:: Exercise requirements ::
Return every one of the records below line for line, with no changes.

:: Given records ::
## START
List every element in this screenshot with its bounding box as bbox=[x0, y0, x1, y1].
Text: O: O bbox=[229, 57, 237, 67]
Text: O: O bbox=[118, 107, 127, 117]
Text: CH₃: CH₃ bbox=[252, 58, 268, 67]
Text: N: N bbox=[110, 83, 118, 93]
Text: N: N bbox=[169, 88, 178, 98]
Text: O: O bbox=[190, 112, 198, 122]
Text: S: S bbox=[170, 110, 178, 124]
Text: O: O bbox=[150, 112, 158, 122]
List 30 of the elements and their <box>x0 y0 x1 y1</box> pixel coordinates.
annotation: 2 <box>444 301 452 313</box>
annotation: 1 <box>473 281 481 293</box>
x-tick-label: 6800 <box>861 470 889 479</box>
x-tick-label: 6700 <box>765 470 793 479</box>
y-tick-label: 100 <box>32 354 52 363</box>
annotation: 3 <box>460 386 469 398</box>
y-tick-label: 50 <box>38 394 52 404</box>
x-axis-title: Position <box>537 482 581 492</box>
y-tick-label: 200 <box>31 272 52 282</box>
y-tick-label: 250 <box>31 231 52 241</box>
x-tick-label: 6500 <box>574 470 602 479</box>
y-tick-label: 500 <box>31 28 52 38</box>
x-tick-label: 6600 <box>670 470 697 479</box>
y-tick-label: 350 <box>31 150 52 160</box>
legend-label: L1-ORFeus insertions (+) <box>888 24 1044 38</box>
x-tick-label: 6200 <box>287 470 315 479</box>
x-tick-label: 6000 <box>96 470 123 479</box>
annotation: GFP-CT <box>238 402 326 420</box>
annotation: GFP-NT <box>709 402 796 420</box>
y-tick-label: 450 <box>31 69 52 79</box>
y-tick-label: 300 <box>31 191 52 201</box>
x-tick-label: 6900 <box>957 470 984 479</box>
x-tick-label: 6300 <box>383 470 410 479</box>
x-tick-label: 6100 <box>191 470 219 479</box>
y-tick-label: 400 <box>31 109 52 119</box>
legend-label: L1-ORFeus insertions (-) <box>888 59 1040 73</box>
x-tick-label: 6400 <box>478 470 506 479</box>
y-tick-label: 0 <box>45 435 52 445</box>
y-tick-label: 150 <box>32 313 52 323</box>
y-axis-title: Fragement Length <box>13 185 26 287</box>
## END
:: Task answer ::
List every element in this screenshot with its bounding box as bbox=[x0, y0, x1, y1].
Text: O: O bbox=[229, 57, 237, 67]
Text: O: O bbox=[118, 107, 127, 117]
Text: CH₃: CH₃ bbox=[252, 58, 268, 67]
Text: N: N bbox=[110, 83, 118, 93]
Text: N: N bbox=[169, 88, 178, 98]
Text: O: O bbox=[190, 112, 198, 122]
Text: S: S bbox=[170, 110, 178, 124]
Text: O: O bbox=[150, 112, 158, 122]
List 30 of the elements and their <box>x0 y0 x1 y1</box> pixel coordinates.
annotation: 2 <box>444 301 452 313</box>
annotation: 1 <box>473 281 481 293</box>
x-tick-label: 6800 <box>861 470 889 479</box>
x-tick-label: 6700 <box>765 470 793 479</box>
y-tick-label: 100 <box>32 354 52 363</box>
annotation: 3 <box>460 386 469 398</box>
y-tick-label: 50 <box>38 394 52 404</box>
x-axis-title: Position <box>537 482 581 492</box>
y-tick-label: 200 <box>31 272 52 282</box>
y-tick-label: 250 <box>31 231 52 241</box>
x-tick-label: 6500 <box>574 470 602 479</box>
y-tick-label: 500 <box>31 28 52 38</box>
x-tick-label: 6600 <box>670 470 697 479</box>
y-tick-label: 350 <box>31 150 52 160</box>
legend-label: L1-ORFeus insertions (+) <box>888 24 1044 38</box>
x-tick-label: 6200 <box>287 470 315 479</box>
x-tick-label: 6000 <box>96 470 123 479</box>
annotation: GFP-CT <box>238 402 326 420</box>
annotation: GFP-NT <box>709 402 796 420</box>
y-tick-label: 450 <box>31 69 52 79</box>
y-tick-label: 300 <box>31 191 52 201</box>
x-tick-label: 6900 <box>957 470 984 479</box>
x-tick-label: 6300 <box>383 470 410 479</box>
x-tick-label: 6100 <box>191 470 219 479</box>
y-tick-label: 400 <box>31 109 52 119</box>
legend-label: L1-ORFeus insertions (-) <box>888 59 1040 73</box>
x-tick-label: 6400 <box>478 470 506 479</box>
y-tick-label: 0 <box>45 435 52 445</box>
y-tick-label: 150 <box>32 313 52 323</box>
y-axis-title: Fragement Length <box>13 185 26 287</box>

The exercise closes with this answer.